* WHAT THIS TASK INVOLVES: Look through the data below. Collect every line where the word "mirror" occurs.

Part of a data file
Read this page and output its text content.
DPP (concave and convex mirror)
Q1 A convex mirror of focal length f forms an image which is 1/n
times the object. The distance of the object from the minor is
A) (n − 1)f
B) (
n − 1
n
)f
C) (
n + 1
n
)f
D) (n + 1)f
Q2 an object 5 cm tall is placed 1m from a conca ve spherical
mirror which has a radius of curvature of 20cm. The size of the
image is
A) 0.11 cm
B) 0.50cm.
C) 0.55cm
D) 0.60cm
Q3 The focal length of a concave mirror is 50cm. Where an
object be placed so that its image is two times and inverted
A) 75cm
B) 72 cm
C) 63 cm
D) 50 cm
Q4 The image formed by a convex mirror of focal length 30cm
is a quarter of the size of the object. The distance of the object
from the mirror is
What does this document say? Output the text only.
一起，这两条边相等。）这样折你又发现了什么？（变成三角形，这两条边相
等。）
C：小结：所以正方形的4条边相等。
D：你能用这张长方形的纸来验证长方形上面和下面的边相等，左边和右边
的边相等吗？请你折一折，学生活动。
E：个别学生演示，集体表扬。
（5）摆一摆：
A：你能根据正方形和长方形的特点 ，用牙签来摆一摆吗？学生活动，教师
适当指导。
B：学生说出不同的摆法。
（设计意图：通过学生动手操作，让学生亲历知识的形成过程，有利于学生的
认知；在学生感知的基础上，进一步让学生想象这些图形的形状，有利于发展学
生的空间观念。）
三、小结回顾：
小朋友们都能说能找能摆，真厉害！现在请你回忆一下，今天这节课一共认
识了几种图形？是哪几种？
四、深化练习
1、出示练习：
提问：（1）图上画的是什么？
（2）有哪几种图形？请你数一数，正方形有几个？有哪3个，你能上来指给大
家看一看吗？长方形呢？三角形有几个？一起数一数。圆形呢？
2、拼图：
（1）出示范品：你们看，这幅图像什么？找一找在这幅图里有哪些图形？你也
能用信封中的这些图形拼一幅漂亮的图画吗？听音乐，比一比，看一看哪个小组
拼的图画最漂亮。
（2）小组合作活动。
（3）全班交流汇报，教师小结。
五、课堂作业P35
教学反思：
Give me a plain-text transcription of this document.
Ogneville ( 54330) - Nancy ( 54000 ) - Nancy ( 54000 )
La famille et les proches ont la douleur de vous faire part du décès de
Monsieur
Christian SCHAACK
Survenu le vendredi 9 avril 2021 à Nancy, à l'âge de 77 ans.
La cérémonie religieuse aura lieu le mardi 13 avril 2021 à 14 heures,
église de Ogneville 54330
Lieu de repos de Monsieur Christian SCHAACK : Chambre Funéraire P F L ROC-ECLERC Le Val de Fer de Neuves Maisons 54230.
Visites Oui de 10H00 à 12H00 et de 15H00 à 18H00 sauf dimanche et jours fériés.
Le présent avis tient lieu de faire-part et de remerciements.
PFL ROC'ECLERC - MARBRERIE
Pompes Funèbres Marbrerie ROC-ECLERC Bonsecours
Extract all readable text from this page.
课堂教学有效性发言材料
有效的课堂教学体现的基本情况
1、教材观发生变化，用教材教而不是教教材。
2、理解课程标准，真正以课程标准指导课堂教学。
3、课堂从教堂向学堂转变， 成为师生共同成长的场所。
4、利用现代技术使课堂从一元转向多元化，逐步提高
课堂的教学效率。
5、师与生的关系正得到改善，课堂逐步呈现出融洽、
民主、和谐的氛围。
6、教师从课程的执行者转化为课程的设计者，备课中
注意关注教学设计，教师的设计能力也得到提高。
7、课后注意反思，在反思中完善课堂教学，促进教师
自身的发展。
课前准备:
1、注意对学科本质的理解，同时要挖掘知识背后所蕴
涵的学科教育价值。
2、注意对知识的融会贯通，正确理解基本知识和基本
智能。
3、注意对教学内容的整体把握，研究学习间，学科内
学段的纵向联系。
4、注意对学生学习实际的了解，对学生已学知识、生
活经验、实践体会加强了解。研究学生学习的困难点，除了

* IN RESPONSE:
DPP (concave and convex mirror)
Q1 A convex mirror of focal length f forms an image which is 1/n
mirror which has a radius of curvature of 20cm. The size of the
Q3 The focal length of a concave mirror is 50cm. Where an
Q4 The image formed by a convex mirror of focal length 30cm
from the mirror is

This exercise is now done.